== RECORD EXTRACTS ==
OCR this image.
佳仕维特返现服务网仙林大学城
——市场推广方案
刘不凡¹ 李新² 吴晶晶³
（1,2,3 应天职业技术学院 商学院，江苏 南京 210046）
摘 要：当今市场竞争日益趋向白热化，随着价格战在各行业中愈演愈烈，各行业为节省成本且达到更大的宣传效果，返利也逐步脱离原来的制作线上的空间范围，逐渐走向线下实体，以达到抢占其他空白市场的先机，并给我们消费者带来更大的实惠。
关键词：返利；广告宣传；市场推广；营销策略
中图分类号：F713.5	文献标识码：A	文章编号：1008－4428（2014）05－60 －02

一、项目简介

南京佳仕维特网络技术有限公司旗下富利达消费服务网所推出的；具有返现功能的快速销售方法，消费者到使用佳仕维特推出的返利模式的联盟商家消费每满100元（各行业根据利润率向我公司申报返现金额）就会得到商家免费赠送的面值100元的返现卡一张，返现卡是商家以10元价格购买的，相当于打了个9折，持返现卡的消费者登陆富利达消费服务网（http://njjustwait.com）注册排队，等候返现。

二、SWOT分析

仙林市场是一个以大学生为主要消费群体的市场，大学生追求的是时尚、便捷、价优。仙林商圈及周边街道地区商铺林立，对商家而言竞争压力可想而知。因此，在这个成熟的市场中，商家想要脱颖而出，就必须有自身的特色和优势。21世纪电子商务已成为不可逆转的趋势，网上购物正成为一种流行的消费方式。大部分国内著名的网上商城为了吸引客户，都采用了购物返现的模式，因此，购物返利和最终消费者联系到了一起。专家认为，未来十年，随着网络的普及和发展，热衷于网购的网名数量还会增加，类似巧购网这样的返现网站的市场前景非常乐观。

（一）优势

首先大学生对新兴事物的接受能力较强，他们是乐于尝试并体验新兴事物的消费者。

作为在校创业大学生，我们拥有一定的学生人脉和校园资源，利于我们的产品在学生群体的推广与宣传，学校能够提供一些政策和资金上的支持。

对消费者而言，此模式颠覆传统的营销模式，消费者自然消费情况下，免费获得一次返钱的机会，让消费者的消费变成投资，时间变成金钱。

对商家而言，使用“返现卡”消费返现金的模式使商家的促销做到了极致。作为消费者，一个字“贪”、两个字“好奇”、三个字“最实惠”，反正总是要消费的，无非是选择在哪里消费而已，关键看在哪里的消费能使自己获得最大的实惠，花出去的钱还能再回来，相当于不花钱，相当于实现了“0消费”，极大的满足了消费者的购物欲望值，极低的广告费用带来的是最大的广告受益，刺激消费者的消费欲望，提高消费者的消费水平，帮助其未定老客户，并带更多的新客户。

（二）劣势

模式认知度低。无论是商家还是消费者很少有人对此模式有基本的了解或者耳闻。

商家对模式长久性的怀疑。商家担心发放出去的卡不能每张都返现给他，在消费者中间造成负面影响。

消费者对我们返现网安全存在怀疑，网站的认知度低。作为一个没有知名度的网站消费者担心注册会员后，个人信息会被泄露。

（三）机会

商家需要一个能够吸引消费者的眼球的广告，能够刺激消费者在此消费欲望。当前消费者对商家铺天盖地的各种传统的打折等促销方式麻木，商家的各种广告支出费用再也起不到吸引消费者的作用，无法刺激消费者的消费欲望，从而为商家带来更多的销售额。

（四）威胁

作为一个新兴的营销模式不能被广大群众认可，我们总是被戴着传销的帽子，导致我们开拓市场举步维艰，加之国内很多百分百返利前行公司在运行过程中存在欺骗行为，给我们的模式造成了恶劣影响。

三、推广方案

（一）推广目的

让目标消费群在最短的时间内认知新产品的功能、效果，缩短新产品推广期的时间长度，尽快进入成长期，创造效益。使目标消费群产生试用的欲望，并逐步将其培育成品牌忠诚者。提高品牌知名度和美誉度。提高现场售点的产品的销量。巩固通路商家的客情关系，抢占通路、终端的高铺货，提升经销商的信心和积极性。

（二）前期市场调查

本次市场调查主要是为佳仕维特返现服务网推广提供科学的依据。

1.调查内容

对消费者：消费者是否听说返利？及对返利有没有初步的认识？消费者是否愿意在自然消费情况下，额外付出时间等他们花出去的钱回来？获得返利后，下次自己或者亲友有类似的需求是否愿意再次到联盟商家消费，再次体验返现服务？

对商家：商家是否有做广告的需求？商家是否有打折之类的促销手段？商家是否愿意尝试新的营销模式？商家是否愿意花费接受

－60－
===
| STATED TASK |
In full and verbatim, repeat the records given above.

| RESPONSE TO THE EXERCISE |
OCR this image.
佳仕维特返现服务网仙林大学城
——市场推广方案
刘不凡¹ 李新² 吴晶晶³
（1,2,3 应天职业技术学院 商学院，江苏 南京 210046）
摘 要：当今市场竞争日益趋向白热化，随着价格战在各行业中愈演愈烈，各行业为节省成本且达到更大的宣传效果，返利也逐步脱离原来的制作线上的空间范围，逐渐走向线下实体，以达到抢占其他空白市场的先机，并给我们消费者带来更大的实惠。
关键词：返利；广告宣传；市场推广；营销策略
中图分类号：F713.5	文献标识码：A	文章编号：1008－4428（2014）05－60 －02

一、项目简介

南京佳仕维特网络技术有限公司旗下富利达消费服务网所推出的；具有返现功能的快速销售方法，消费者到使用佳仕维特推出的返利模式的联盟商家消费每满100元（各行业根据利润率向我公司申报返现金额）就会得到商家免费赠送的面值100元的返现卡一张，返现卡是商家以10元价格购买的，相当于打了个9折，持返现卡的消费者登陆富利达消费服务网（http://njjustwait.com）注册排队，等候返现。

二、SWOT分析

仙林市场是一个以大学生为主要消费群体的市场，大学生追求的是时尚、便捷、价优。仙林商圈及周边街道地区商铺林立，对商家而言竞争压力可想而知。因此，在这个成熟的市场中，商家想要脱颖而出，就必须有自身的特色和优势。21世纪电子商务已成为不可逆转的趋势，网上购物正成为一种流行的消费方式。大部分国内著名的网上商城为了吸引客户，都采用了购物返现的模式，因此，购物返利和最终消费者联系到了一起。专家认为，未来十年，随着网络的普及和发展，热衷于网购的网名数量还会增加，类似巧购网这样的返现网站的市场前景非常乐观。

（一）优势

首先大学生对新兴事物的接受能力较强，他们是乐于尝试并体验新兴事物的消费者。

作为在校创业大学生，我们拥有一定的学生人脉和校园资源，利于我们的产品在学生群体的推广与宣传，学校能够提供一些政策和资金上的支持。

对消费者而言，此模式颠覆传统的营销模式，消费者自然消费情况下，免费获得一次返钱的机会，让消费者的消费变成投资，时间变成金钱。

对商家而言，使用“返现卡”消费返现金的模式使商家的促销做到了极致。作为消费者，一个字“贪”、两个字“好奇”、三个字“最实惠”，反正总是要消费的，无非是选择在哪里消费而已，关键看在哪里的消费能使自己获得最大的实惠，花出去的钱还能再回来，相当于不花钱，相当于实现了“0消费”，极大的满足了消费者的购物欲望值，极低的广告费用带来的是最大的广告受益，刺激消费者的消费欲望，提高消费者的消费水平，帮助其未定老客户，并带更多的新客户。

（二）劣势

模式认知度低。无论是商家还是消费者很少有人对此模式有基本的了解或者耳闻。

商家对模式长久性的怀疑。商家担心发放出去的卡不能每张都返现给他，在消费者中间造成负面影响。

消费者对我们返现网安全存在怀疑，网站的认知度低。作为一个没有知名度的网站消费者担心注册会员后，个人信息会被泄露。

（三）机会

商家需要一个能够吸引消费者的眼球的广告，能够刺激消费者在此消费欲望。当前消费者对商家铺天盖地的各种传统的打折等促销方式麻木，商家的各种广告支出费用再也起不到吸引消费者的作用，无法刺激消费者的消费欲望，从而为商家带来更多的销售额。

（四）威胁

作为一个新兴的营销模式不能被广大群众认可，我们总是被戴着传销的帽子，导致我们开拓市场举步维艰，加之国内很多百分百返利前行公司在运行过程中存在欺骗行为，给我们的模式造成了恶劣影响。

三、推广方案

（一）推广目的

让目标消费群在最短的时间内认知新产品的功能、效果，缩短新产品推广期的时间长度，尽快进入成长期，创造效益。使目标消费群产生试用的欲望，并逐步将其培育成品牌忠诚者。提高品牌知名度和美誉度。提高现场售点的产品的销量。巩固通路商家的客情关系，抢占通路、终端的高铺货，提升经销商的信心和积极性。

（二）前期市场调查

本次市场调查主要是为佳仕维特返现服务网推广提供科学的依据。

1.调查内容

对消费者：消费者是否听说返利？及对返利有没有初步的认识？消费者是否愿意在自然消费情况下，额外付出时间等他们花出去的钱回来？获得返利后，下次自己或者亲友有类似的需求是否愿意再次到联盟商家消费，再次体验返现服务？

对商家：商家是否有做广告的需求？商家是否有打折之类的促销手段？商家是否愿意尝试新的营销模式？商家是否愿意花费接受

－60－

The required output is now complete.